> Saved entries

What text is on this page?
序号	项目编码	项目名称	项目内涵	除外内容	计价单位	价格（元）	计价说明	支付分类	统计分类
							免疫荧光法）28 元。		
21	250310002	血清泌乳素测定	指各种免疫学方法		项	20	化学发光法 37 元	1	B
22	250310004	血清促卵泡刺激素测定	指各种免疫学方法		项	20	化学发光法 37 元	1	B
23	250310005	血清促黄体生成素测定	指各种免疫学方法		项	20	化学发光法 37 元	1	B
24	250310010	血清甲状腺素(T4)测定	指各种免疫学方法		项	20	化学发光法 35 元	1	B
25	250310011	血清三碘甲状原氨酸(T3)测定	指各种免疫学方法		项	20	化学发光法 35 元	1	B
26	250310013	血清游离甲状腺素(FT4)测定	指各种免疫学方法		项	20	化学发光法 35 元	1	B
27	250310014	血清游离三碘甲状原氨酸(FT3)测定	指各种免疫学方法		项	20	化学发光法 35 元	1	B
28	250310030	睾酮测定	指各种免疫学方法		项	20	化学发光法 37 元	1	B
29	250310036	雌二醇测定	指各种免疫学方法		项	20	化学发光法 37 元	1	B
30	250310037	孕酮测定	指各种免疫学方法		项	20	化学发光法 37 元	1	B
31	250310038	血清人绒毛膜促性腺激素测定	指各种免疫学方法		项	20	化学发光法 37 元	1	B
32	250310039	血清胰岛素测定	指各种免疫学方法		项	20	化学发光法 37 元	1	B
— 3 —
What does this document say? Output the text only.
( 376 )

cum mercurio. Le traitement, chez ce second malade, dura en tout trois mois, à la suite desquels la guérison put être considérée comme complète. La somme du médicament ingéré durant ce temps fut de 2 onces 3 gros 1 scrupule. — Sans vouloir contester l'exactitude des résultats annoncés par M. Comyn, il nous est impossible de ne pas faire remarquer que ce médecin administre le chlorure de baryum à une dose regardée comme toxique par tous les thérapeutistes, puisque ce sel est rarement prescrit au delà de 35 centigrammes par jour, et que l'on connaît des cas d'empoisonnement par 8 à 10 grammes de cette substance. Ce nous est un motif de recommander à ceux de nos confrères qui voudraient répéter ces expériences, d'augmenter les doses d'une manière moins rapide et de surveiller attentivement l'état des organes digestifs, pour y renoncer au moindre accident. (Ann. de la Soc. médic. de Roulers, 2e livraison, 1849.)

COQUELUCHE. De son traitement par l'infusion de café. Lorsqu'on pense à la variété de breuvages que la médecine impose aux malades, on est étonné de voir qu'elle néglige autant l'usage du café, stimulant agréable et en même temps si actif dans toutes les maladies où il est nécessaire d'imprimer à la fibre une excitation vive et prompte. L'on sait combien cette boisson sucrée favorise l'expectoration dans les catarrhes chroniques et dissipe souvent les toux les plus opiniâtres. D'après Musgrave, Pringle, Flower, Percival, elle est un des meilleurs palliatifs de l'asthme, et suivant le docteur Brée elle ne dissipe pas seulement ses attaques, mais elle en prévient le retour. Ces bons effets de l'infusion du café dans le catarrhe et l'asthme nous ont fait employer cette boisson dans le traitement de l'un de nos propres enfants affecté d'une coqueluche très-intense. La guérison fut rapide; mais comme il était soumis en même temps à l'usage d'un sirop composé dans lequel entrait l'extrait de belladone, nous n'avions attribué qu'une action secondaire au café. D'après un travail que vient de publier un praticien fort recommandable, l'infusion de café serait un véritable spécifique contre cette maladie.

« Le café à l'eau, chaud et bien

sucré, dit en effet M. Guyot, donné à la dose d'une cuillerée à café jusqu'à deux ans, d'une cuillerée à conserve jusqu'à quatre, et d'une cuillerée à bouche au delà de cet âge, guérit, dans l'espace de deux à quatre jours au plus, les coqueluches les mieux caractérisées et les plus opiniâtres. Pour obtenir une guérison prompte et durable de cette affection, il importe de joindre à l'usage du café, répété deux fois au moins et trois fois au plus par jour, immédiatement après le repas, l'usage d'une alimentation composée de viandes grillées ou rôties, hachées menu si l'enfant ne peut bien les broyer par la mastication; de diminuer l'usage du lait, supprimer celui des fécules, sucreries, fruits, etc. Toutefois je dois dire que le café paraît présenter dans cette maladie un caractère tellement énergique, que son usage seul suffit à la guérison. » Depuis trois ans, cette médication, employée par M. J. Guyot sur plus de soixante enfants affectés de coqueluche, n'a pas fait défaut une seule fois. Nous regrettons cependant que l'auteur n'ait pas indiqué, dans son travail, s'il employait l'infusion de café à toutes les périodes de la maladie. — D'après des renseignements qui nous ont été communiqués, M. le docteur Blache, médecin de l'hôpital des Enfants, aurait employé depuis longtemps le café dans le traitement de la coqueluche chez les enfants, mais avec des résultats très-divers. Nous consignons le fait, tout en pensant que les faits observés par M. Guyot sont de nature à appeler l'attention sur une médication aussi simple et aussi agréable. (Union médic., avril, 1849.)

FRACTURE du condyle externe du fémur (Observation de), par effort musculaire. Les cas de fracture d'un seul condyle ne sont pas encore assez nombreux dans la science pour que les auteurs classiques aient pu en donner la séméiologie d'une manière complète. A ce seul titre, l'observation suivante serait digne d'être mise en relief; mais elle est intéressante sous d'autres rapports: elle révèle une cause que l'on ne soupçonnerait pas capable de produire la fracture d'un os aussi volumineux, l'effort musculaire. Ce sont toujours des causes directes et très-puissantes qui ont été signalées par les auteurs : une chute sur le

...

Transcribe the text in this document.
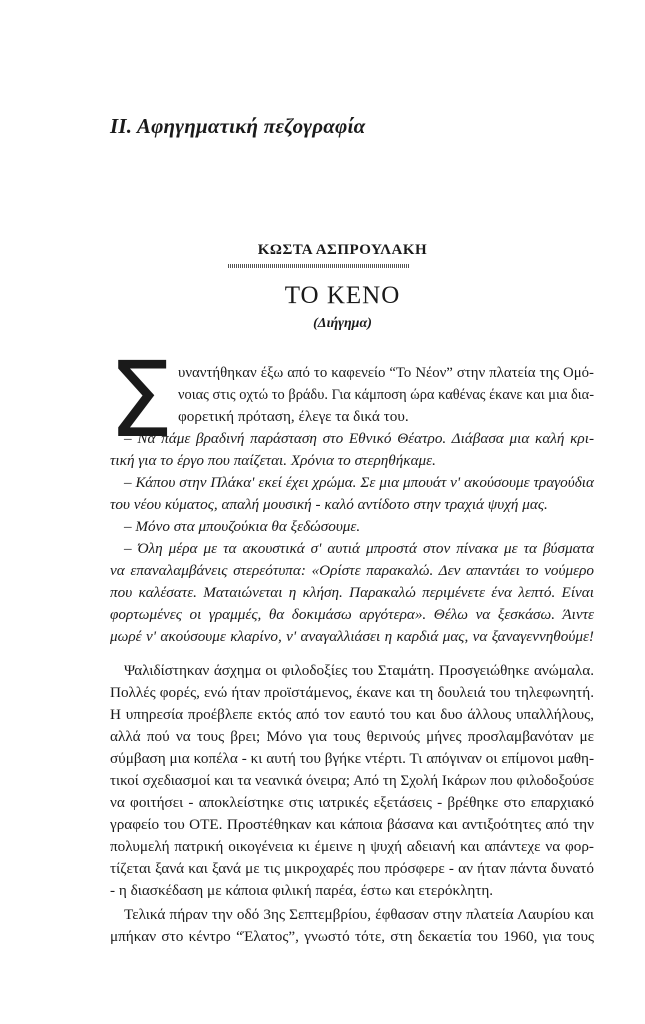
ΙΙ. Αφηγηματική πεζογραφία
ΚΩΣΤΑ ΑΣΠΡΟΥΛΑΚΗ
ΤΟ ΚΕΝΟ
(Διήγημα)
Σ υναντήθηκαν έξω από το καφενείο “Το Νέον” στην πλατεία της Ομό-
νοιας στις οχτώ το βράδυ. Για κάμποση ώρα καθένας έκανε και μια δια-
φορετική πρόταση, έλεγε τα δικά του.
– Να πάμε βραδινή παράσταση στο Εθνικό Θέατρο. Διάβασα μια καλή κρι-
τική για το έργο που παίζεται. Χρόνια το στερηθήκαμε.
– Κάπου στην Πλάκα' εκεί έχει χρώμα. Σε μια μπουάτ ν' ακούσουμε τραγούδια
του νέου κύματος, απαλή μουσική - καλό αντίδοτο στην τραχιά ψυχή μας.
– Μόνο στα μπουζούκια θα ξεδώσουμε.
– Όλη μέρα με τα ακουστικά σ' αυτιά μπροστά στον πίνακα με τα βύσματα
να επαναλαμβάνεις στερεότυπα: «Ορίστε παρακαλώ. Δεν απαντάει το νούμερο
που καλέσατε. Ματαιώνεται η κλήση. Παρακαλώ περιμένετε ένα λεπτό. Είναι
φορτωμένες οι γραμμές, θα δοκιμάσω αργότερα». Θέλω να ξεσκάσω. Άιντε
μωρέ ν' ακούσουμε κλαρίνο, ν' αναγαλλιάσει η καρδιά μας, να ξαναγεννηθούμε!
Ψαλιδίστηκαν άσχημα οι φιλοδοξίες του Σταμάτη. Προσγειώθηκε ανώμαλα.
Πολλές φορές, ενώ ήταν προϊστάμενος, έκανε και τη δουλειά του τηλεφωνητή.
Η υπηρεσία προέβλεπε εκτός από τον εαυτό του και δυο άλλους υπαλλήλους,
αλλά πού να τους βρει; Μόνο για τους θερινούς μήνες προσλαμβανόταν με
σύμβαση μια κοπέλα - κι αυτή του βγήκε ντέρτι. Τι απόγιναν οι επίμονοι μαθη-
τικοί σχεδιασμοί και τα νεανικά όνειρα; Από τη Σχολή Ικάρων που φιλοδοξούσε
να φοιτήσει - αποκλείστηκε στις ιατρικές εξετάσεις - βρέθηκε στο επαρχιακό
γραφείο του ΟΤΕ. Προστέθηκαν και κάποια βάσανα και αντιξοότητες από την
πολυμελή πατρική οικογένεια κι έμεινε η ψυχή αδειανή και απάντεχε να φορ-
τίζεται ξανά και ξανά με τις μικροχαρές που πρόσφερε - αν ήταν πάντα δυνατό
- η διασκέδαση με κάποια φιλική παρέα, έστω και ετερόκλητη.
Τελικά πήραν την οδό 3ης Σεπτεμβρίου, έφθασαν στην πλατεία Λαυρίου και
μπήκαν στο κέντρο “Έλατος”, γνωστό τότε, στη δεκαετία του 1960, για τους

> Work to be completed
Using the listing above, show every line that includes the string "πλατεία".

> Solution to this task
Σ υναντήθηκαν έξω από το καφενείο “Το Νέον” στην πλατεία της Ομό-
Τελικά πήραν την οδό 3ης Σεπτεμβρίου, έφθασαν στην πλατεία Λαυρίου και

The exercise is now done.